(Goal) An exact copy of all the data is required, with pictures left out.

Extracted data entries
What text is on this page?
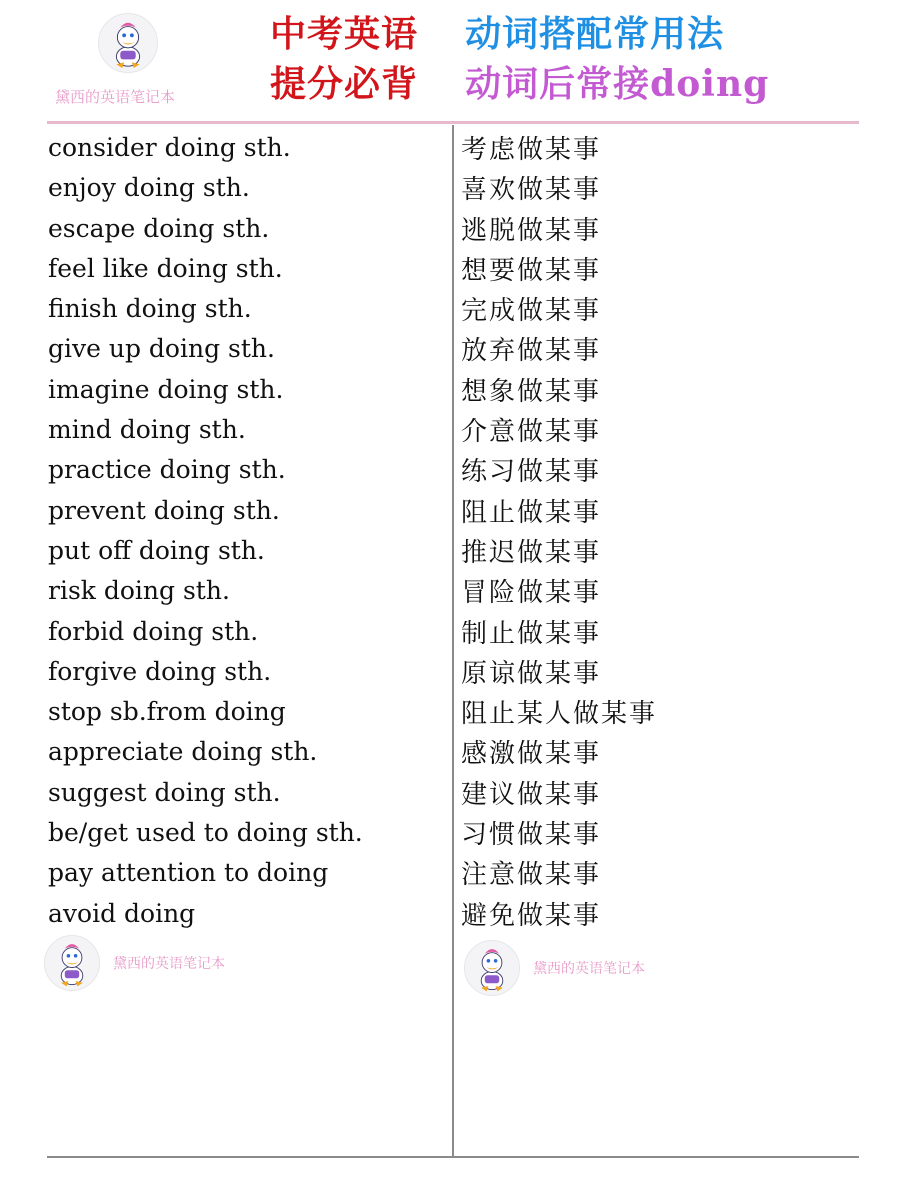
黛西的英语笔记本
中考英语 动词搭配常用法
提分必背 动词后常接doing
consider doing sth.
enjoy doing sth.
escape doing sth.
feel like doing sth.
finish doing sth.
give up doing sth.
imagine doing sth.
mind doing sth.
practice doing sth.
prevent doing sth.
put off doing sth.
risk doing sth.
forbid doing sth.
forgive doing sth.
stop sb.from doing
appreciate doing sth.
suggest doing sth.
be/get used to doing sth.
pay attention to doing
avoid doing
考虑做某事
喜欢做某事
逃脱做某事
想要做某事
完成做某事
放弃做某事
想象做某事
介意做某事
练习做某事
阻止做某事
推迟做某事
冒险做某事
制止做某事
原谅做某事
阻止某人做某事
感激做某事
建议做某事
习惯做某事
注意做某事
避免做某事
黛西的英语笔记本	黛西的英语笔记本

(Result of the task)
What text is on this page?
黛西的英语笔记本
中考英语 动词搭配常用法
提分必背 动词后常接doing
consider doing sth.
enjoy doing sth.
escape doing sth.
feel like doing sth.
finish doing sth.
give up doing sth.
imagine doing sth.
mind doing sth.
practice doing sth.
prevent doing sth.
put off doing sth.
risk doing sth.
forbid doing sth.
forgive doing sth.
stop sb.from doing
appreciate doing sth.
suggest doing sth.
be/get used to doing sth.
pay attention to doing
avoid doing
考虑做某事
喜欢做某事
逃脱做某事
想要做某事
完成做某事
放弃做某事
想象做某事
介意做某事
练习做某事
阻止做某事
推迟做某事
冒险做某事
制止做某事
原谅做某事
阻止某人做某事
感激做某事
建议做某事
习惯做某事
注意做某事
避免做某事
黛西的英语笔记本	黛西的英语笔记本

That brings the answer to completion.